Written instruction => Each line that holds the word "Goblin" counts once; report the total and nothing else.

A run of records:
##############################

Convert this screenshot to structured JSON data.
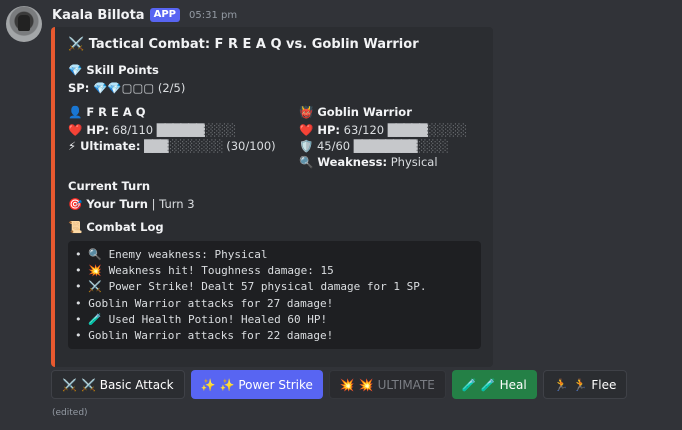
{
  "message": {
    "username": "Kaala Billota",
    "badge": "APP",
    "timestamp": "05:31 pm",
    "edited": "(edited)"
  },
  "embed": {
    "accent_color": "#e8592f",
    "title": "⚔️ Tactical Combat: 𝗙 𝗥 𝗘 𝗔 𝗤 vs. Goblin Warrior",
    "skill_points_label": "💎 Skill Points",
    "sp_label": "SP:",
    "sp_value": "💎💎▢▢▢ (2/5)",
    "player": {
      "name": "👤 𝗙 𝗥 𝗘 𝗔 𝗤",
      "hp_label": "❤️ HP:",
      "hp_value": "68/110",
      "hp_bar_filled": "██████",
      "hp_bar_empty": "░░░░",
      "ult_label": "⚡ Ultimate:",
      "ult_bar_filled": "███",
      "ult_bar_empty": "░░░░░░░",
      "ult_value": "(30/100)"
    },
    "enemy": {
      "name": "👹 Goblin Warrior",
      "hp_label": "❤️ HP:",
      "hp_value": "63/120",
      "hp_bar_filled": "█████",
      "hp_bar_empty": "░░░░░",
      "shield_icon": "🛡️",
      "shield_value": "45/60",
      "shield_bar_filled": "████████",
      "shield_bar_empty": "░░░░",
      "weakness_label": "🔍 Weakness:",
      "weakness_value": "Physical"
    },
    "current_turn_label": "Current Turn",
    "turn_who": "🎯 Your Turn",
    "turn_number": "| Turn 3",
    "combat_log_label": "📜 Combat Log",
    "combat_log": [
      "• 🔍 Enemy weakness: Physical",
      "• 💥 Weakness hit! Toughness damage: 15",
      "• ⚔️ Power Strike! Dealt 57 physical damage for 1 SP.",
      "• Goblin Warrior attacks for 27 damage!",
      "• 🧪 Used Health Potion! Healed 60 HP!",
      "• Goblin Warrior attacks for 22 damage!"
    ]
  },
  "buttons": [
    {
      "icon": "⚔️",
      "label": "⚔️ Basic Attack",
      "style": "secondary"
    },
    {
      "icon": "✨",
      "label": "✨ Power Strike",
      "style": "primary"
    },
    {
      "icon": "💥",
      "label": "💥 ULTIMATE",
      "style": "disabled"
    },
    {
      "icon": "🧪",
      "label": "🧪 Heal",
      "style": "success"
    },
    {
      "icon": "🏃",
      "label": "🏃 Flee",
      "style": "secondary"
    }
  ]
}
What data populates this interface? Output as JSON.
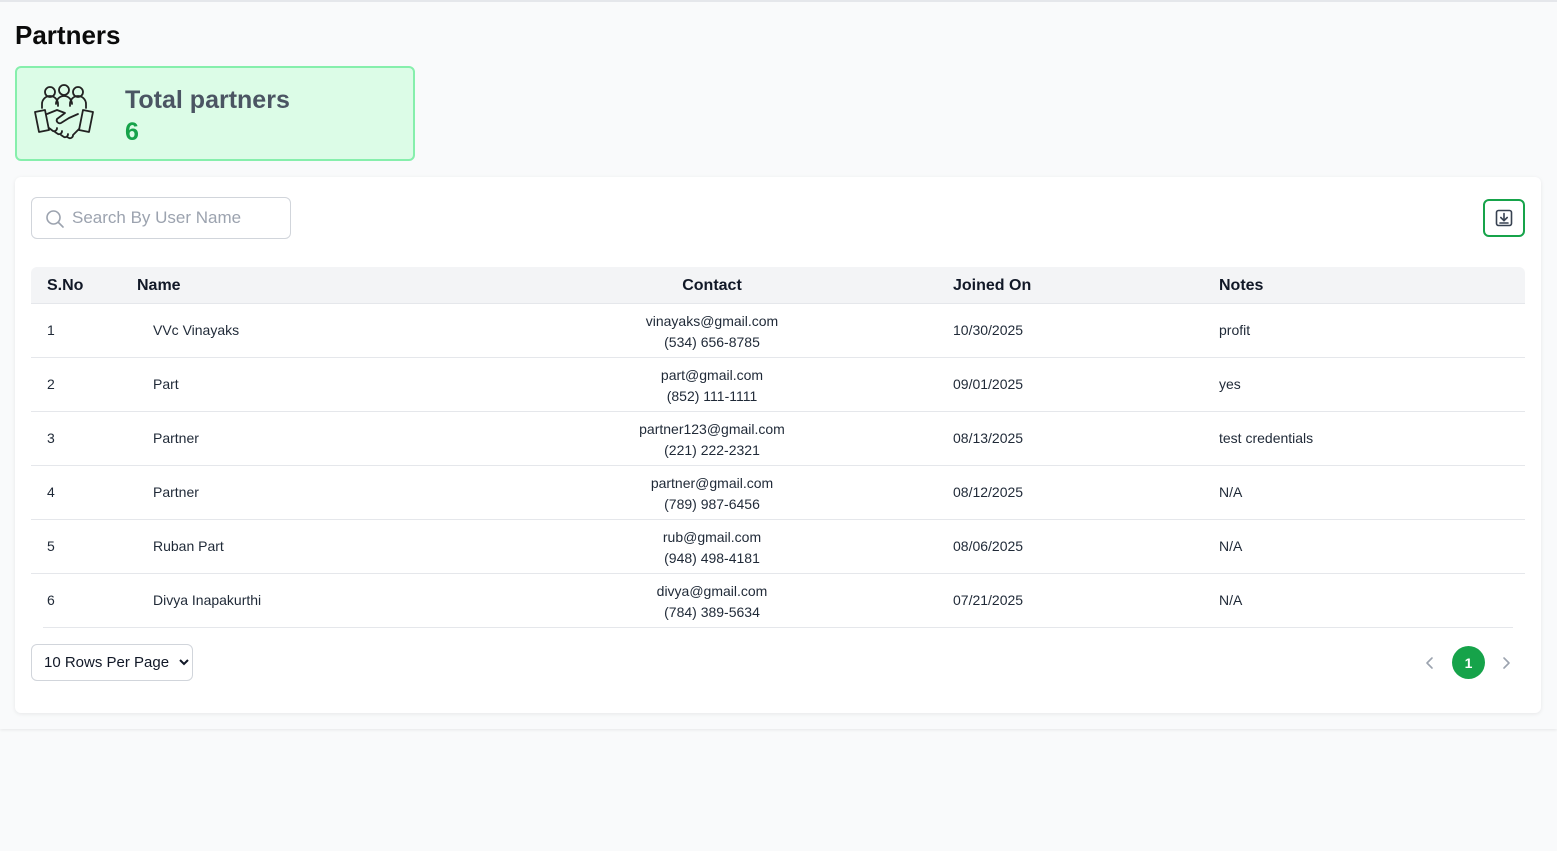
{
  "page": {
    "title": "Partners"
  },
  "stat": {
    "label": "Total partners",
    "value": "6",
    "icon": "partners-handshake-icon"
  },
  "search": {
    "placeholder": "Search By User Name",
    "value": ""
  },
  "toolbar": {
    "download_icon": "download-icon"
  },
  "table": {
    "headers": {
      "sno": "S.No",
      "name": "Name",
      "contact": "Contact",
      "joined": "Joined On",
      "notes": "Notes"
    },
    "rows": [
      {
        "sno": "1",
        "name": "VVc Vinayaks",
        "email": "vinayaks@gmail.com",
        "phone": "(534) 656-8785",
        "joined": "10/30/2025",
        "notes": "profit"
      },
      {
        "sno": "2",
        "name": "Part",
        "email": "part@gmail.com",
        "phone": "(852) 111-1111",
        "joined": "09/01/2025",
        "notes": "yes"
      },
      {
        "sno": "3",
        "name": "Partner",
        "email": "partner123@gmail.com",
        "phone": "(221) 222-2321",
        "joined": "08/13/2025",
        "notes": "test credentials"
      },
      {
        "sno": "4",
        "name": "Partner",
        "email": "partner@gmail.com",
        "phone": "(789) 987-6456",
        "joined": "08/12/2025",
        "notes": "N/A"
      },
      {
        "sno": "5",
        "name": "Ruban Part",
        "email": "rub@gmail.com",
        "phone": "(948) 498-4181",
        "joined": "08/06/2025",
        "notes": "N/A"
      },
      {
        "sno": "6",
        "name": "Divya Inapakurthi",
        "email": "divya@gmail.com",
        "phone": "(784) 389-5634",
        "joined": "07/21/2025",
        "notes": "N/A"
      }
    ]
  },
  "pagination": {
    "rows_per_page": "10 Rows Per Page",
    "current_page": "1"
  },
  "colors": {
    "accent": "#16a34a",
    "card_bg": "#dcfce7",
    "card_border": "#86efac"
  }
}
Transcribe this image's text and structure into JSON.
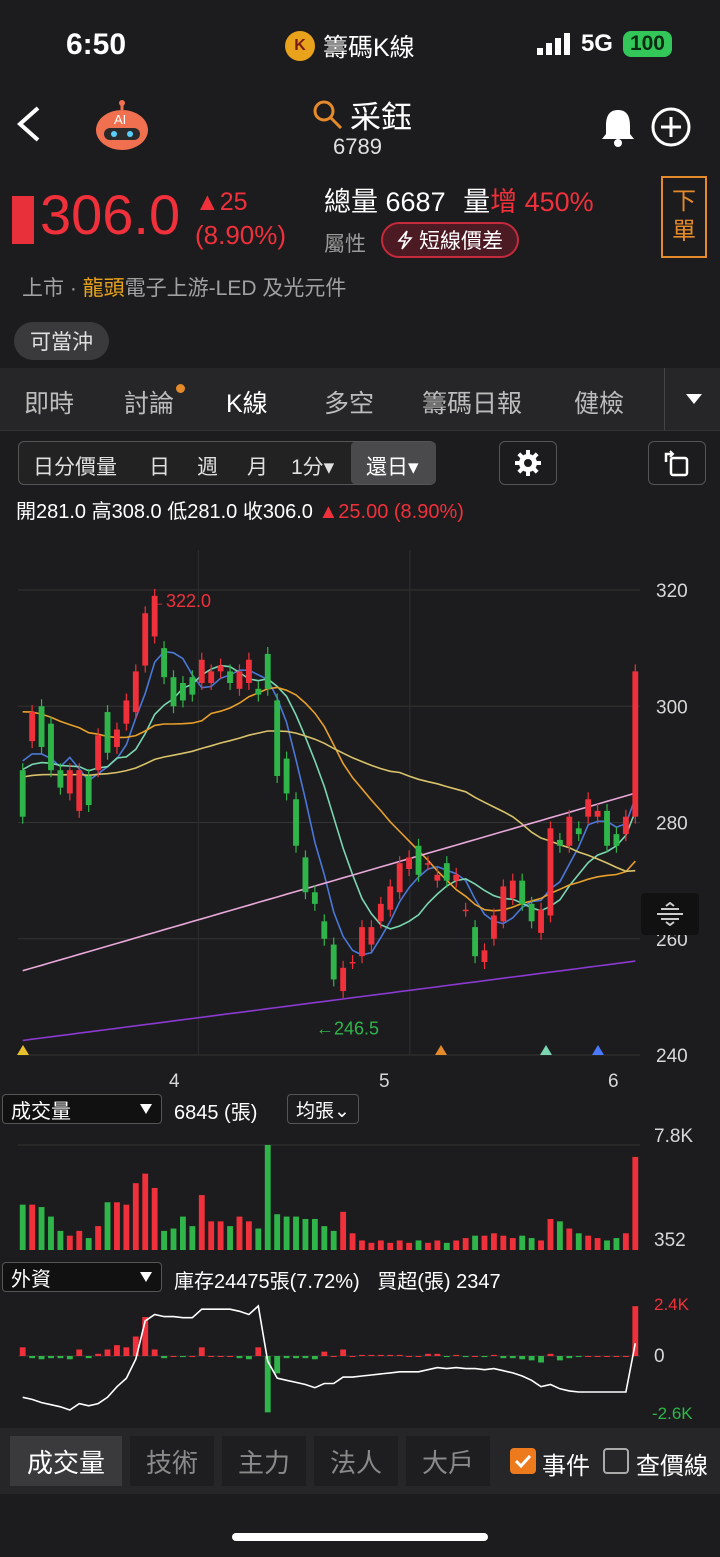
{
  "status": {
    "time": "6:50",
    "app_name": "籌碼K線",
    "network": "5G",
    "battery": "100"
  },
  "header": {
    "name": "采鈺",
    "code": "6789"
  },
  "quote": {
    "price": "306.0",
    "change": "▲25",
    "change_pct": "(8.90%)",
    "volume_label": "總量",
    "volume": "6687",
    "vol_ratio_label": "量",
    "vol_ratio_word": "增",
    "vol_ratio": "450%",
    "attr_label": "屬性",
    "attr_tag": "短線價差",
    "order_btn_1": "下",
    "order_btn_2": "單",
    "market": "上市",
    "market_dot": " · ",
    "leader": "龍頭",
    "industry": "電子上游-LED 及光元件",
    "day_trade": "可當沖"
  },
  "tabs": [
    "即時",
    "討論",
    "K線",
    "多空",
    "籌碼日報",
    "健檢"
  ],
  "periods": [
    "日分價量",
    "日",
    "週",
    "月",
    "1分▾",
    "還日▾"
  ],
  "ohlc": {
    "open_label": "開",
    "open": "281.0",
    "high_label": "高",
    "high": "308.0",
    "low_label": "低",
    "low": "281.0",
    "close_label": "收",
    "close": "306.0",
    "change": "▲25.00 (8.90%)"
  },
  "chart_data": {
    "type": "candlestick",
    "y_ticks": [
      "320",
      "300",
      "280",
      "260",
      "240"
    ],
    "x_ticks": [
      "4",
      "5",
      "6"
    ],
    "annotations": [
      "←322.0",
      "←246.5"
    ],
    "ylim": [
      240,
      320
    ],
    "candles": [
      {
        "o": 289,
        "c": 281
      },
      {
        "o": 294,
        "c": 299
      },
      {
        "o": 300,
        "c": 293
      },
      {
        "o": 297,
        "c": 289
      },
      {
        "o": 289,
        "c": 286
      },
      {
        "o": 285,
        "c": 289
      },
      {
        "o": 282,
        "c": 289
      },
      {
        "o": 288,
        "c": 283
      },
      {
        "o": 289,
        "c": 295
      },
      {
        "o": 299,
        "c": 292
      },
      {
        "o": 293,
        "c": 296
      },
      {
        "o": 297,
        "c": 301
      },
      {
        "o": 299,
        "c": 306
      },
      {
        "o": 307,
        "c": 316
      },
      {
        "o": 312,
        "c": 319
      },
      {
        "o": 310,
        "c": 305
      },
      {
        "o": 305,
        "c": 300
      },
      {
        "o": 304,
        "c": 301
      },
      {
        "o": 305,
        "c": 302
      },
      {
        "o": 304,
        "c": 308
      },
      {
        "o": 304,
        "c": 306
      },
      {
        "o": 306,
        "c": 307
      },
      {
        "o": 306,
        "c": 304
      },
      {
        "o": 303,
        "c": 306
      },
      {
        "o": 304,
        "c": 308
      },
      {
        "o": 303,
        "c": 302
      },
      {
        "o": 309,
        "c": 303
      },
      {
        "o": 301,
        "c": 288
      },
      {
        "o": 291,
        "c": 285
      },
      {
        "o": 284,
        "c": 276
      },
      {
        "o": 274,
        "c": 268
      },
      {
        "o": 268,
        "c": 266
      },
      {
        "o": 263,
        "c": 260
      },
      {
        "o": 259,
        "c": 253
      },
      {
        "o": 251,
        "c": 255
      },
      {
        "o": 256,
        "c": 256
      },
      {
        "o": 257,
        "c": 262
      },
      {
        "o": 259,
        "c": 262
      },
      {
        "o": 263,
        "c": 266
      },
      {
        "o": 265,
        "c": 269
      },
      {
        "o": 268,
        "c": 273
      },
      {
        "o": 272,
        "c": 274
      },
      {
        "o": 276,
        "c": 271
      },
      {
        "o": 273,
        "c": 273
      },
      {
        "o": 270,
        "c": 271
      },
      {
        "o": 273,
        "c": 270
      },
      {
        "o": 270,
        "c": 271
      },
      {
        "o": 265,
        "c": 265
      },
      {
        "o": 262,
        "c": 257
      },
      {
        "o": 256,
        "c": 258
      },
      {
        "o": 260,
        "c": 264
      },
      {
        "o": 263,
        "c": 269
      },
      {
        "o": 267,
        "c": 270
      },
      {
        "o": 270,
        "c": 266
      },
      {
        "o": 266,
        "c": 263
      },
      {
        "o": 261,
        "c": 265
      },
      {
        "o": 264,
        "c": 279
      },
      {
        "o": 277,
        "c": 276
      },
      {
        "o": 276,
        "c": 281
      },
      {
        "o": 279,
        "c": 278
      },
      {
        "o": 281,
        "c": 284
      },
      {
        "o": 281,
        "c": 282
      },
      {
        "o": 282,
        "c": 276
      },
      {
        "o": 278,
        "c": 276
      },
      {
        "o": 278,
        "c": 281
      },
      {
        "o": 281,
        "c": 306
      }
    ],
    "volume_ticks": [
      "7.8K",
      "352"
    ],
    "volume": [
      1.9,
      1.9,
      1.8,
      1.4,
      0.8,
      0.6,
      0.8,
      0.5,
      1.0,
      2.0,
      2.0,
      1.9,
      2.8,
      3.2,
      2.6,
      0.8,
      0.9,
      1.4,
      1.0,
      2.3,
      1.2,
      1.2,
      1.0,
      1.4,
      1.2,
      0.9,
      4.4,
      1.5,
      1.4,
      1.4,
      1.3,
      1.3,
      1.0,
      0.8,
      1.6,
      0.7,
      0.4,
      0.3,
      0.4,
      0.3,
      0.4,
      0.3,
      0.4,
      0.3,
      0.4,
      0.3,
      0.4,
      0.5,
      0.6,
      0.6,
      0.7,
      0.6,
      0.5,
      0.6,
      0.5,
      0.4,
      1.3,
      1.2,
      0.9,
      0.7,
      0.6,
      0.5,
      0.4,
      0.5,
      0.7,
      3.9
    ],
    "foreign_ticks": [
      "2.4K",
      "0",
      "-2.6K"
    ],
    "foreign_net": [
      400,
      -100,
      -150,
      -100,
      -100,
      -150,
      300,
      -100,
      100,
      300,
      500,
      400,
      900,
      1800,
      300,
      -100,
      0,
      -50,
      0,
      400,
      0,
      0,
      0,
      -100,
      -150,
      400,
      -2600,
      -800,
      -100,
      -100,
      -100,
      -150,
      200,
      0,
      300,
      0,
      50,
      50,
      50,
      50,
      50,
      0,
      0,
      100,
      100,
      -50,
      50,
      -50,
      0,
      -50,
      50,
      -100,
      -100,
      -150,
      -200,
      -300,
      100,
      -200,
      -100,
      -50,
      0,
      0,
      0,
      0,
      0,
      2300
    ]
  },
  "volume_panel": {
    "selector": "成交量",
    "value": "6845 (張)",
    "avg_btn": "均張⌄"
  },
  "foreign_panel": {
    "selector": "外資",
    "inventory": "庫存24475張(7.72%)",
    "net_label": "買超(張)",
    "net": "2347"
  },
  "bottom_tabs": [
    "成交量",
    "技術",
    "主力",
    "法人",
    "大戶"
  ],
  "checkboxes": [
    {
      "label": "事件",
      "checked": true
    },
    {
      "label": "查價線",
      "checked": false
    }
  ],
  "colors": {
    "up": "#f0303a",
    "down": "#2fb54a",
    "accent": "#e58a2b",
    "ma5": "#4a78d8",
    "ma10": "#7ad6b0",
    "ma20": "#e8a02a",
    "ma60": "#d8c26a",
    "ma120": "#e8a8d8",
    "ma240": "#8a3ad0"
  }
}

##############################

Exercise answer => 4